— start of Entries supplied —
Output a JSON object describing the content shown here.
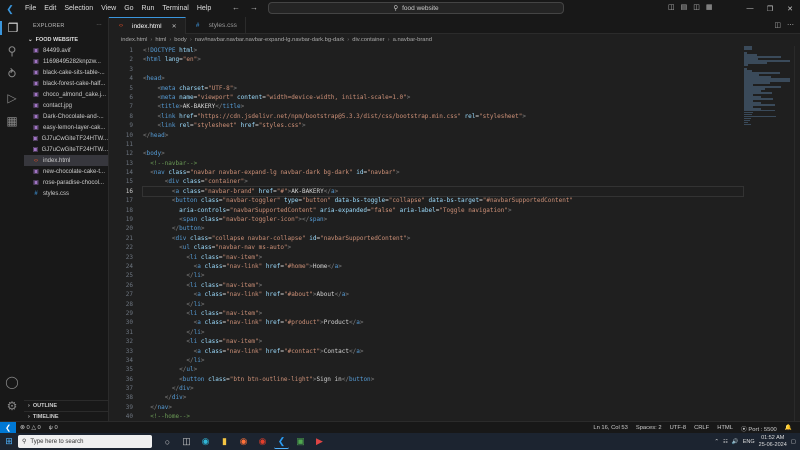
{
  "menu": [
    "File",
    "Edit",
    "Selection",
    "View",
    "Go",
    "Run",
    "Terminal",
    "Help"
  ],
  "command_center": "food website",
  "explorer_title": "EXPLORER",
  "folder_name": "FOOD WEBSITE",
  "files": [
    {
      "name": "84499.avif",
      "type": "img"
    },
    {
      "name": "1169849528​2knpzw...",
      "type": "img"
    },
    {
      "name": "black-cake-sits-table-...",
      "type": "img"
    },
    {
      "name": "black-forest-cake-half...",
      "type": "img"
    },
    {
      "name": "choco_almond_cake.j...",
      "type": "img"
    },
    {
      "name": "contact.jpg",
      "type": "img"
    },
    {
      "name": "Dark-Chocolate-and-...",
      "type": "img"
    },
    {
      "name": "easy-lemon-layer-cak...",
      "type": "img"
    },
    {
      "name": "GJ7uCwGiteTF24HTW...",
      "type": "img"
    },
    {
      "name": "GJ7uCwGiteTF24HTW...",
      "type": "img"
    },
    {
      "name": "index.html",
      "type": "html",
      "selected": true
    },
    {
      "name": "new-chocolate-cake-t...",
      "type": "img"
    },
    {
      "name": "rose-paradise-chocol...",
      "type": "img"
    },
    {
      "name": "styles.css",
      "type": "css"
    }
  ],
  "outline_label": "OUTLINE",
  "timeline_label": "TIMELINE",
  "tabs": [
    {
      "label": "index.html",
      "active": true,
      "type": "html"
    },
    {
      "label": "styles.css",
      "active": false,
      "type": "css"
    }
  ],
  "breadcrumb": [
    "index.html",
    "html",
    "body",
    "nav#navbar.navbar.navbar-expand-lg.navbar-dark.bg-dark",
    "div.container",
    "a.navbar-brand"
  ],
  "current_line": 16,
  "code_lines": [
    [
      [
        "t-br",
        "<!"
      ],
      [
        "t-tag",
        "DOCTYPE"
      ],
      [
        "t-txt",
        " "
      ],
      [
        "t-attr",
        "html"
      ],
      [
        "t-br",
        ">"
      ]
    ],
    [
      [
        "t-br",
        "<"
      ],
      [
        "t-tag",
        "html"
      ],
      [
        "t-txt",
        " "
      ],
      [
        "t-attr",
        "lang"
      ],
      [
        "t-txt",
        "="
      ],
      [
        "t-str",
        "\"en\""
      ],
      [
        "t-br",
        ">"
      ]
    ],
    [],
    [
      [
        "t-br",
        "<"
      ],
      [
        "t-tag",
        "head"
      ],
      [
        "t-br",
        ">"
      ]
    ],
    [
      [
        "t-txt",
        "    "
      ],
      [
        "t-br",
        "<"
      ],
      [
        "t-tag",
        "meta"
      ],
      [
        "t-txt",
        " "
      ],
      [
        "t-attr",
        "charset"
      ],
      [
        "t-txt",
        "="
      ],
      [
        "t-str",
        "\"UTF-8\""
      ],
      [
        "t-br",
        ">"
      ]
    ],
    [
      [
        "t-txt",
        "    "
      ],
      [
        "t-br",
        "<"
      ],
      [
        "t-tag",
        "meta"
      ],
      [
        "t-txt",
        " "
      ],
      [
        "t-attr",
        "name"
      ],
      [
        "t-txt",
        "="
      ],
      [
        "t-str",
        "\"viewport\""
      ],
      [
        "t-txt",
        " "
      ],
      [
        "t-attr",
        "content"
      ],
      [
        "t-txt",
        "="
      ],
      [
        "t-str",
        "\"width=device-width, initial-scale=1.0\""
      ],
      [
        "t-br",
        ">"
      ]
    ],
    [
      [
        "t-txt",
        "    "
      ],
      [
        "t-br",
        "<"
      ],
      [
        "t-tag",
        "title"
      ],
      [
        "t-br",
        ">"
      ],
      [
        "t-txt",
        "AK-BAKERY"
      ],
      [
        "t-br",
        "</"
      ],
      [
        "t-tag",
        "title"
      ],
      [
        "t-br",
        ">"
      ]
    ],
    [
      [
        "t-txt",
        "    "
      ],
      [
        "t-br",
        "<"
      ],
      [
        "t-tag",
        "link"
      ],
      [
        "t-txt",
        " "
      ],
      [
        "t-attr",
        "href"
      ],
      [
        "t-txt",
        "="
      ],
      [
        "t-str",
        "\"https://cdn.jsdelivr.net/npm/bootstrap@5.3.3/dist/css/bootstrap.min.css\""
      ],
      [
        "t-txt",
        " "
      ],
      [
        "t-attr",
        "rel"
      ],
      [
        "t-txt",
        "="
      ],
      [
        "t-str",
        "\"stylesheet\""
      ],
      [
        "t-br",
        ">"
      ]
    ],
    [
      [
        "t-txt",
        "    "
      ],
      [
        "t-br",
        "<"
      ],
      [
        "t-tag",
        "link"
      ],
      [
        "t-txt",
        " "
      ],
      [
        "t-attr",
        "rel"
      ],
      [
        "t-txt",
        "="
      ],
      [
        "t-str",
        "\"stylesheet\""
      ],
      [
        "t-txt",
        " "
      ],
      [
        "t-attr",
        "href"
      ],
      [
        "t-txt",
        "="
      ],
      [
        "t-str",
        "\"styles.css\""
      ],
      [
        "t-br",
        ">"
      ]
    ],
    [
      [
        "t-br",
        "</"
      ],
      [
        "t-tag",
        "head"
      ],
      [
        "t-br",
        ">"
      ]
    ],
    [],
    [
      [
        "t-br",
        "<"
      ],
      [
        "t-tag",
        "body"
      ],
      [
        "t-br",
        ">"
      ]
    ],
    [
      [
        "t-txt",
        "  "
      ],
      [
        "t-com",
        "<!--navbar-->"
      ]
    ],
    [
      [
        "t-txt",
        "  "
      ],
      [
        "t-br",
        "<"
      ],
      [
        "t-tag",
        "nav"
      ],
      [
        "t-txt",
        " "
      ],
      [
        "t-attr",
        "class"
      ],
      [
        "t-txt",
        "="
      ],
      [
        "t-str",
        "\"navbar navbar-expand-lg navbar-dark bg-dark\""
      ],
      [
        "t-txt",
        " "
      ],
      [
        "t-attr",
        "id"
      ],
      [
        "t-txt",
        "="
      ],
      [
        "t-str",
        "\"navbar\""
      ],
      [
        "t-br",
        ">"
      ]
    ],
    [
      [
        "t-txt",
        "      "
      ],
      [
        "t-br",
        "<"
      ],
      [
        "t-tag",
        "div"
      ],
      [
        "t-txt",
        " "
      ],
      [
        "t-attr",
        "class"
      ],
      [
        "t-txt",
        "="
      ],
      [
        "t-str",
        "\"container\""
      ],
      [
        "t-br",
        ">"
      ]
    ],
    [
      [
        "t-txt",
        "        "
      ],
      [
        "t-br",
        "<"
      ],
      [
        "t-tag",
        "a"
      ],
      [
        "t-txt",
        " "
      ],
      [
        "t-attr",
        "class"
      ],
      [
        "t-txt",
        "="
      ],
      [
        "t-str",
        "\"navbar-brand\""
      ],
      [
        "t-txt",
        " "
      ],
      [
        "t-attr",
        "href"
      ],
      [
        "t-txt",
        "="
      ],
      [
        "t-str",
        "\"#\""
      ],
      [
        "t-br",
        ">"
      ],
      [
        "t-txt",
        "AK-BAKERY"
      ],
      [
        "t-br",
        "</"
      ],
      [
        "t-tag",
        "a"
      ],
      [
        "t-br",
        ">"
      ]
    ],
    [
      [
        "t-txt",
        "        "
      ],
      [
        "t-br",
        "<"
      ],
      [
        "t-tag",
        "button"
      ],
      [
        "t-txt",
        " "
      ],
      [
        "t-attr",
        "class"
      ],
      [
        "t-txt",
        "="
      ],
      [
        "t-str",
        "\"navbar-toggler\""
      ],
      [
        "t-txt",
        " "
      ],
      [
        "t-attr",
        "type"
      ],
      [
        "t-txt",
        "="
      ],
      [
        "t-str",
        "\"button\""
      ],
      [
        "t-txt",
        " "
      ],
      [
        "t-attr",
        "data-bs-toggle"
      ],
      [
        "t-txt",
        "="
      ],
      [
        "t-str",
        "\"collapse\""
      ],
      [
        "t-txt",
        " "
      ],
      [
        "t-attr",
        "data-bs-target"
      ],
      [
        "t-txt",
        "="
      ],
      [
        "t-str",
        "\"#navbarSupportedContent\""
      ]
    ],
    [
      [
        "t-txt",
        "          "
      ],
      [
        "t-attr",
        "aria-controls"
      ],
      [
        "t-txt",
        "="
      ],
      [
        "t-str",
        "\"navbarSupportedContent\""
      ],
      [
        "t-txt",
        " "
      ],
      [
        "t-attr",
        "aria-expanded"
      ],
      [
        "t-txt",
        "="
      ],
      [
        "t-str",
        "\"false\""
      ],
      [
        "t-txt",
        " "
      ],
      [
        "t-attr",
        "aria-label"
      ],
      [
        "t-txt",
        "="
      ],
      [
        "t-str",
        "\"Toggle navigation\""
      ],
      [
        "t-br",
        ">"
      ]
    ],
    [
      [
        "t-txt",
        "          "
      ],
      [
        "t-br",
        "<"
      ],
      [
        "t-tag",
        "span"
      ],
      [
        "t-txt",
        " "
      ],
      [
        "t-attr",
        "class"
      ],
      [
        "t-txt",
        "="
      ],
      [
        "t-str",
        "\"navbar-toggler-icon\""
      ],
      [
        "t-br",
        "></"
      ],
      [
        "t-tag",
        "span"
      ],
      [
        "t-br",
        ">"
      ]
    ],
    [
      [
        "t-txt",
        "        "
      ],
      [
        "t-br",
        "</"
      ],
      [
        "t-tag",
        "button"
      ],
      [
        "t-br",
        ">"
      ]
    ],
    [
      [
        "t-txt",
        "        "
      ],
      [
        "t-br",
        "<"
      ],
      [
        "t-tag",
        "div"
      ],
      [
        "t-txt",
        " "
      ],
      [
        "t-attr",
        "class"
      ],
      [
        "t-txt",
        "="
      ],
      [
        "t-str",
        "\"collapse navbar-collapse\""
      ],
      [
        "t-txt",
        " "
      ],
      [
        "t-attr",
        "id"
      ],
      [
        "t-txt",
        "="
      ],
      [
        "t-str",
        "\"navbarSupportedContent\""
      ],
      [
        "t-br",
        ">"
      ]
    ],
    [
      [
        "t-txt",
        "          "
      ],
      [
        "t-br",
        "<"
      ],
      [
        "t-tag",
        "ul"
      ],
      [
        "t-txt",
        " "
      ],
      [
        "t-attr",
        "class"
      ],
      [
        "t-txt",
        "="
      ],
      [
        "t-str",
        "\"navbar-nav ms-auto\""
      ],
      [
        "t-br",
        ">"
      ]
    ],
    [
      [
        "t-txt",
        "            "
      ],
      [
        "t-br",
        "<"
      ],
      [
        "t-tag",
        "li"
      ],
      [
        "t-txt",
        " "
      ],
      [
        "t-attr",
        "class"
      ],
      [
        "t-txt",
        "="
      ],
      [
        "t-str",
        "\"nav-item\""
      ],
      [
        "t-br",
        ">"
      ]
    ],
    [
      [
        "t-txt",
        "              "
      ],
      [
        "t-br",
        "<"
      ],
      [
        "t-tag",
        "a"
      ],
      [
        "t-txt",
        " "
      ],
      [
        "t-attr",
        "class"
      ],
      [
        "t-txt",
        "="
      ],
      [
        "t-str",
        "\"nav-link\""
      ],
      [
        "t-txt",
        " "
      ],
      [
        "t-attr",
        "href"
      ],
      [
        "t-txt",
        "="
      ],
      [
        "t-str",
        "\"#home\""
      ],
      [
        "t-br",
        ">"
      ],
      [
        "t-txt",
        "Home"
      ],
      [
        "t-br",
        "</"
      ],
      [
        "t-tag",
        "a"
      ],
      [
        "t-br",
        ">"
      ]
    ],
    [
      [
        "t-txt",
        "            "
      ],
      [
        "t-br",
        "</"
      ],
      [
        "t-tag",
        "li"
      ],
      [
        "t-br",
        ">"
      ]
    ],
    [
      [
        "t-txt",
        "            "
      ],
      [
        "t-br",
        "<"
      ],
      [
        "t-tag",
        "li"
      ],
      [
        "t-txt",
        " "
      ],
      [
        "t-attr",
        "class"
      ],
      [
        "t-txt",
        "="
      ],
      [
        "t-str",
        "\"nav-item\""
      ],
      [
        "t-br",
        ">"
      ]
    ],
    [
      [
        "t-txt",
        "              "
      ],
      [
        "t-br",
        "<"
      ],
      [
        "t-tag",
        "a"
      ],
      [
        "t-txt",
        " "
      ],
      [
        "t-attr",
        "class"
      ],
      [
        "t-txt",
        "="
      ],
      [
        "t-str",
        "\"nav-link\""
      ],
      [
        "t-txt",
        " "
      ],
      [
        "t-attr",
        "href"
      ],
      [
        "t-txt",
        "="
      ],
      [
        "t-str",
        "\"#about\""
      ],
      [
        "t-br",
        ">"
      ],
      [
        "t-txt",
        "About"
      ],
      [
        "t-br",
        "</"
      ],
      [
        "t-tag",
        "a"
      ],
      [
        "t-br",
        ">"
      ]
    ],
    [
      [
        "t-txt",
        "            "
      ],
      [
        "t-br",
        "</"
      ],
      [
        "t-tag",
        "li"
      ],
      [
        "t-br",
        ">"
      ]
    ],
    [
      [
        "t-txt",
        "            "
      ],
      [
        "t-br",
        "<"
      ],
      [
        "t-tag",
        "li"
      ],
      [
        "t-txt",
        " "
      ],
      [
        "t-attr",
        "class"
      ],
      [
        "t-txt",
        "="
      ],
      [
        "t-str",
        "\"nav-item\""
      ],
      [
        "t-br",
        ">"
      ]
    ],
    [
      [
        "t-txt",
        "              "
      ],
      [
        "t-br",
        "<"
      ],
      [
        "t-tag",
        "a"
      ],
      [
        "t-txt",
        " "
      ],
      [
        "t-attr",
        "class"
      ],
      [
        "t-txt",
        "="
      ],
      [
        "t-str",
        "\"nav-link\""
      ],
      [
        "t-txt",
        " "
      ],
      [
        "t-attr",
        "href"
      ],
      [
        "t-txt",
        "="
      ],
      [
        "t-str",
        "\"#product\""
      ],
      [
        "t-br",
        ">"
      ],
      [
        "t-txt",
        "Product"
      ],
      [
        "t-br",
        "</"
      ],
      [
        "t-tag",
        "a"
      ],
      [
        "t-br",
        ">"
      ]
    ],
    [
      [
        "t-txt",
        "            "
      ],
      [
        "t-br",
        "</"
      ],
      [
        "t-tag",
        "li"
      ],
      [
        "t-br",
        ">"
      ]
    ],
    [
      [
        "t-txt",
        "            "
      ],
      [
        "t-br",
        "<"
      ],
      [
        "t-tag",
        "li"
      ],
      [
        "t-txt",
        " "
      ],
      [
        "t-attr",
        "class"
      ],
      [
        "t-txt",
        "="
      ],
      [
        "t-str",
        "\"nav-item\""
      ],
      [
        "t-br",
        ">"
      ]
    ],
    [
      [
        "t-txt",
        "              "
      ],
      [
        "t-br",
        "<"
      ],
      [
        "t-tag",
        "a"
      ],
      [
        "t-txt",
        " "
      ],
      [
        "t-attr",
        "class"
      ],
      [
        "t-txt",
        "="
      ],
      [
        "t-str",
        "\"nav-link\""
      ],
      [
        "t-txt",
        " "
      ],
      [
        "t-attr",
        "href"
      ],
      [
        "t-txt",
        "="
      ],
      [
        "t-str",
        "\"#contact\""
      ],
      [
        "t-br",
        ">"
      ],
      [
        "t-txt",
        "Contact"
      ],
      [
        "t-br",
        "</"
      ],
      [
        "t-tag",
        "a"
      ],
      [
        "t-br",
        ">"
      ]
    ],
    [
      [
        "t-txt",
        "            "
      ],
      [
        "t-br",
        "</"
      ],
      [
        "t-tag",
        "li"
      ],
      [
        "t-br",
        ">"
      ]
    ],
    [
      [
        "t-txt",
        "          "
      ],
      [
        "t-br",
        "</"
      ],
      [
        "t-tag",
        "ul"
      ],
      [
        "t-br",
        ">"
      ]
    ],
    [
      [
        "t-txt",
        "          "
      ],
      [
        "t-br",
        "<"
      ],
      [
        "t-tag",
        "button"
      ],
      [
        "t-txt",
        " "
      ],
      [
        "t-attr",
        "class"
      ],
      [
        "t-txt",
        "="
      ],
      [
        "t-str",
        "\"btn btn-outline-light\""
      ],
      [
        "t-br",
        ">"
      ],
      [
        "t-txt",
        "Sign in"
      ],
      [
        "t-br",
        "</"
      ],
      [
        "t-tag",
        "button"
      ],
      [
        "t-br",
        ">"
      ]
    ],
    [
      [
        "t-txt",
        "        "
      ],
      [
        "t-br",
        "</"
      ],
      [
        "t-tag",
        "div"
      ],
      [
        "t-br",
        ">"
      ]
    ],
    [
      [
        "t-txt",
        "      "
      ],
      [
        "t-br",
        "</"
      ],
      [
        "t-tag",
        "div"
      ],
      [
        "t-br",
        ">"
      ]
    ],
    [
      [
        "t-txt",
        "  "
      ],
      [
        "t-br",
        "</"
      ],
      [
        "t-tag",
        "nav"
      ],
      [
        "t-br",
        ">"
      ]
    ],
    [
      [
        "t-txt",
        "  "
      ],
      [
        "t-com",
        "<!--home-->"
      ]
    ]
  ],
  "status": {
    "errors": "0",
    "warnings": "0",
    "ports": "0",
    "position": "Ln 16, Col 53",
    "spaces": "Spaces: 2",
    "encoding": "UTF-8",
    "eol": "CRLF",
    "language": "HTML",
    "port": "Port : 5500"
  },
  "taskbar": {
    "search_placeholder": "Type here to search",
    "lang": "ENG",
    "time": "01:52 AM",
    "date": "25-06-2024"
  },
  "colors": {
    "accent": "#0078d4",
    "tag": "#569cd6",
    "attr": "#9cdcfe",
    "string": "#ce9178",
    "comment": "#6a9955"
  }
}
— end of Entries supplied —
**Required task**
Search the material above for "toggler". Pull out each line where it shows up.

**Result of the task**
        "\"navbar-toggler\""
        "\"navbar-toggler-icon\""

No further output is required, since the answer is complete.